• [TEXTO SELECCIONADO]
•••••

Por Javier Speranza
Renato Prono cuenta que batir el récord sudamericano fue parte de una planificación: “Fue parte del plan lograr el récord sudamericano. Para eso entrené en Estados Unidos hace dos años, desde diciembre del 2007".
CARRERA DEPORTIVA. Empezó a nadar, como todo Prono, desde muy pequeñito, a los tres años, siempre en la piscina del Deportivo Sajonia. Pero nunca entrenó en serio. Recién comenzó a hacerlo en el 2007, seis meses antes de ir a Estados Unidos. Ahí estuvo entrenando en Davie’s Fort Lauderdale, Florida. Además, participó en varias competencias obteniendo buenos resultados.
SU FAMILIA. Su padre es David Prono, quien también fue un gran nadador. Su madre es Silvia Fernández. Tiene tres hermanos: Joaquín de 15 años, Iván de 11 -practica fútbol- y Bianca de 8 años.
SUS METAS. La idea es competir. Hacer el trienio Olímpico, los juegos Odesur, el Panamericano y llegar a las Olimpiadas. Ahora mismo, la urgencia es el Mundial de natación, en Roma, a mediados de julio.
Tiene una muy buena relación con su primo Genaro, de 20 años, fuera y dentro del agua. “Ahora vamos a ser rivales. Vivimos juntos el año pasado, entrenando en el mismo lugar. Nos llevamos súper bien. Ahora, él está en una universidad entrenando y yo estoy en el Sajonia con el profesor Ángelo Cammarosano. El año que viene volveremos a estar juntos. Él es un asesor, me da consejos antes de nadar”, afirma.

•••••

(Datos almacenados)
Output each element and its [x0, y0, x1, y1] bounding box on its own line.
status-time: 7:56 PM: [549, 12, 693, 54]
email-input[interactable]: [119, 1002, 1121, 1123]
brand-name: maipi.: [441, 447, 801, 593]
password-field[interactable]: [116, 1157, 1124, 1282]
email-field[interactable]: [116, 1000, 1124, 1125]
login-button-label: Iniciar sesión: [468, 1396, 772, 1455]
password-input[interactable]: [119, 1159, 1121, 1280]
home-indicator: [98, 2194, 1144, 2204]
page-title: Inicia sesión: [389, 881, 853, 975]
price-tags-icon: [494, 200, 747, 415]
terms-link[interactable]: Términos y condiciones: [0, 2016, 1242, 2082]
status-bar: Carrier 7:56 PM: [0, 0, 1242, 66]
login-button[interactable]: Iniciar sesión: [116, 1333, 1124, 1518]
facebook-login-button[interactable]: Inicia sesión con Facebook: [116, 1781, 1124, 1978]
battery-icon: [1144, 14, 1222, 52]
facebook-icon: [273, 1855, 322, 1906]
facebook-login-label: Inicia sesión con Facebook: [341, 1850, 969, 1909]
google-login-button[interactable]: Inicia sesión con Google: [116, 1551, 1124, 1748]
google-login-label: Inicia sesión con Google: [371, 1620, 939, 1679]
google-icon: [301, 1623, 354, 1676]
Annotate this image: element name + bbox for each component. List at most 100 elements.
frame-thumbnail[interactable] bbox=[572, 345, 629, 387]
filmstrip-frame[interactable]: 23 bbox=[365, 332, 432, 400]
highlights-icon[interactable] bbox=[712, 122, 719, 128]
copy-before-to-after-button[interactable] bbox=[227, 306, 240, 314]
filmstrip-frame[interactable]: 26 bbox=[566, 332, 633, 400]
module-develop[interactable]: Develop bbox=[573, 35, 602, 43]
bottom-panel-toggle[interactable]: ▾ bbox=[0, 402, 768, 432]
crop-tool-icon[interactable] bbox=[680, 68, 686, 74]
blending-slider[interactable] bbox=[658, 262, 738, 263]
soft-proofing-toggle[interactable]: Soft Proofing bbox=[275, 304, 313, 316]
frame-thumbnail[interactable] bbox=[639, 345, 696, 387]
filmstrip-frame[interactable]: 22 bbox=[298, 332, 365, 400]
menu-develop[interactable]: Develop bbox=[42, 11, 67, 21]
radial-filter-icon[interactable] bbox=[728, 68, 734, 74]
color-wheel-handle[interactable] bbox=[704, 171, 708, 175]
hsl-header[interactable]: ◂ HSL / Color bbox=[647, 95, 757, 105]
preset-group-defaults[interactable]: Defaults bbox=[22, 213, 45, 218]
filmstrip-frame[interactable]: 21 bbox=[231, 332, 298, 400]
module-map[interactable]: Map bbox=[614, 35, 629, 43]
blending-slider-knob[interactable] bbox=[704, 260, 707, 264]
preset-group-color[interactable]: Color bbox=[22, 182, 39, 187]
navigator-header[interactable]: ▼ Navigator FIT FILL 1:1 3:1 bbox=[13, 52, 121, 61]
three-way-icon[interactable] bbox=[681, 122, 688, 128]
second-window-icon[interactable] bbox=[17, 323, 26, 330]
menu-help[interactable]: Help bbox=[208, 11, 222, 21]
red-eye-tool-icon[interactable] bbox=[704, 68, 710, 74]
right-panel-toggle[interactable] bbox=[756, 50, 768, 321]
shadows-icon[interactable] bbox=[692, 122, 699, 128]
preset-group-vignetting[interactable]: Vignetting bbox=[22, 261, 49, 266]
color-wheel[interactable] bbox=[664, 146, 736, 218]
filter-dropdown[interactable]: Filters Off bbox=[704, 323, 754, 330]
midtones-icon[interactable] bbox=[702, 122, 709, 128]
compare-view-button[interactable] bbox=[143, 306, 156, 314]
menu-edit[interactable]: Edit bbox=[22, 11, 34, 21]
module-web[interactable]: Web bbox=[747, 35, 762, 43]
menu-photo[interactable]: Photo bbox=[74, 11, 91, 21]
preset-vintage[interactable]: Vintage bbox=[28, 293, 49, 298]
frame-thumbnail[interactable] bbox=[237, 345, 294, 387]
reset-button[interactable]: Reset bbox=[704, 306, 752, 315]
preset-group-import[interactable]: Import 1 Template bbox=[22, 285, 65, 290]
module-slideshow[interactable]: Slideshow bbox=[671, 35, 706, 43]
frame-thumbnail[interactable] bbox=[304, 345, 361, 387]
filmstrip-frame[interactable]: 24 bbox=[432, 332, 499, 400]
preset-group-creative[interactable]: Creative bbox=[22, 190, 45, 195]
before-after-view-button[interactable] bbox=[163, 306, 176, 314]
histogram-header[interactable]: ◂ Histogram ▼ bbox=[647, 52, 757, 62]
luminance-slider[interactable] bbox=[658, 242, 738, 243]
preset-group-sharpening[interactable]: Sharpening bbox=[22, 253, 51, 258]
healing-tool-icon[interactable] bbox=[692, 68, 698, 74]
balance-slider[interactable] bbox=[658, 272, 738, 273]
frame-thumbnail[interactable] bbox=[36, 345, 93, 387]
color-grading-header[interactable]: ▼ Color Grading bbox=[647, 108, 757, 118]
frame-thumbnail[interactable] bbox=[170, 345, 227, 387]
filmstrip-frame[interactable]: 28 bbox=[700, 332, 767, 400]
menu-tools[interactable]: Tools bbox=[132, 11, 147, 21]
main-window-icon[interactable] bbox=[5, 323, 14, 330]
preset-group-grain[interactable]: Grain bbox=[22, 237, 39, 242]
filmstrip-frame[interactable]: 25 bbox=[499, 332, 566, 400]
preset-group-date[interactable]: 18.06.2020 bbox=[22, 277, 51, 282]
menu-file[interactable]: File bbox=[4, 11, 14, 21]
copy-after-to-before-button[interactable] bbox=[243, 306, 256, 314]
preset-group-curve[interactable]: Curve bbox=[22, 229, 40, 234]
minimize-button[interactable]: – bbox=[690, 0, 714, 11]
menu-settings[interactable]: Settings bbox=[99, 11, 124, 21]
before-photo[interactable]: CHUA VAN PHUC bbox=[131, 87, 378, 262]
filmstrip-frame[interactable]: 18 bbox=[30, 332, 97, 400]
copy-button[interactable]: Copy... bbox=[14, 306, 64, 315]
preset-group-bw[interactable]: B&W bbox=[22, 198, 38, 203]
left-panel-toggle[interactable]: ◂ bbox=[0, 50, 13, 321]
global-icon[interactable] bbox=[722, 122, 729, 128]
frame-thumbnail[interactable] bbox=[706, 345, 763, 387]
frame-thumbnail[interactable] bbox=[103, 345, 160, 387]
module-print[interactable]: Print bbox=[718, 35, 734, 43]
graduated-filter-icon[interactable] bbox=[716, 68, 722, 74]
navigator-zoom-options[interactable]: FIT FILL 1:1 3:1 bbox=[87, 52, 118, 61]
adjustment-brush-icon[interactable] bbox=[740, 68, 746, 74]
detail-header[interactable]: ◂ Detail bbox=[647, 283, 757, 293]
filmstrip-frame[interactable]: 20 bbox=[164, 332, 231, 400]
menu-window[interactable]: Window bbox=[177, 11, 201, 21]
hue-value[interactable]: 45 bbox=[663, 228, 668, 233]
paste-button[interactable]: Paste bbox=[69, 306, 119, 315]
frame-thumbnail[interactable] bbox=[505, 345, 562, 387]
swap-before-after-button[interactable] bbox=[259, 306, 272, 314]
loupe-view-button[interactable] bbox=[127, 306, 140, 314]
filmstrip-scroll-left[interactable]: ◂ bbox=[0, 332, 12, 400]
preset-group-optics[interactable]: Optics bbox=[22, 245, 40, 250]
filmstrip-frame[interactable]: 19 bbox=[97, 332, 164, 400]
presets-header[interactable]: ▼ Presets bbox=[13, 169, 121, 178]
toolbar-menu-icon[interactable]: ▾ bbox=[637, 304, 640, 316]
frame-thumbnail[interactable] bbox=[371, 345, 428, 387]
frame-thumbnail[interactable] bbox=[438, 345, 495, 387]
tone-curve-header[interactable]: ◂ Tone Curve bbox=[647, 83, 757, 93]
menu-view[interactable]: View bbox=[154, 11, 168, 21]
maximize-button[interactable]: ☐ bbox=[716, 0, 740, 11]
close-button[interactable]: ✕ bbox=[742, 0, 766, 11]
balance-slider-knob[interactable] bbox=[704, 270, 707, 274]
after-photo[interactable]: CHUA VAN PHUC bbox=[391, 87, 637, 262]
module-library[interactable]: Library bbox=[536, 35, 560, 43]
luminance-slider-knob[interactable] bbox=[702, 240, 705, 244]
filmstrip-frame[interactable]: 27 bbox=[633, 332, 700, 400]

•••••

• [ACCIÓN REQUERIDA]
Reproduce completo y sin ningún cambio el texto sobre el nadador Renato Prono. Los registros son un material independiente del texto.

• [RESPUESTA DEL EJERCICIO]
Por Javier Speranza
Renato Prono cuenta que batir el récord sudamericano fue parte de una planificación: “Fue parte del plan lograr el récord sudamericano. Para eso entrené en Estados Unidos hace dos años, desde diciembre del 2007".
CARRERA DEPORTIVA. Empezó a nadar, como todo Prono, desde muy pequeñito, a los tres años, siempre en la piscina del Deportivo Sajonia. Pero nunca entrenó en serio. Recién comenzó a hacerlo en el 2007, seis meses antes de ir a Estados Unidos. Ahí estuvo entrenando en Davie’s Fort Lauderdale, Florida. Además, participó en varias competencias obteniendo buenos resultados.
SU FAMILIA. Su padre es David Prono, quien también fue un gran nadador. Su madre es Silvia Fernández. Tiene tres hermanos: Joaquín de 15 años, Iván de 11 -practica fútbol- y Bianca de 8 años.
SUS METAS. La idea es competir. Hacer el trienio Olímpico, los juegos Odesur, el Panamericano y llegar a las Olimpiadas. Ahora mismo, la urgencia es el Mundial de natación, en Roma, a mediados de julio.
Tiene una muy buena relación con su primo Genaro, de 20 años, fuera y dentro del agua. “Ahora vamos a ser rivales. Vivimos juntos el año pasado, entrenando en el mismo lugar. Nos llevamos súper bien. Ahora, él está en una universidad entrenando y yo estoy en el Sajonia con el profesor Ángelo Cammarosano. El año que viene volveremos a estar juntos. Él es un asesor, me da consejos antes de nadar”, afirma.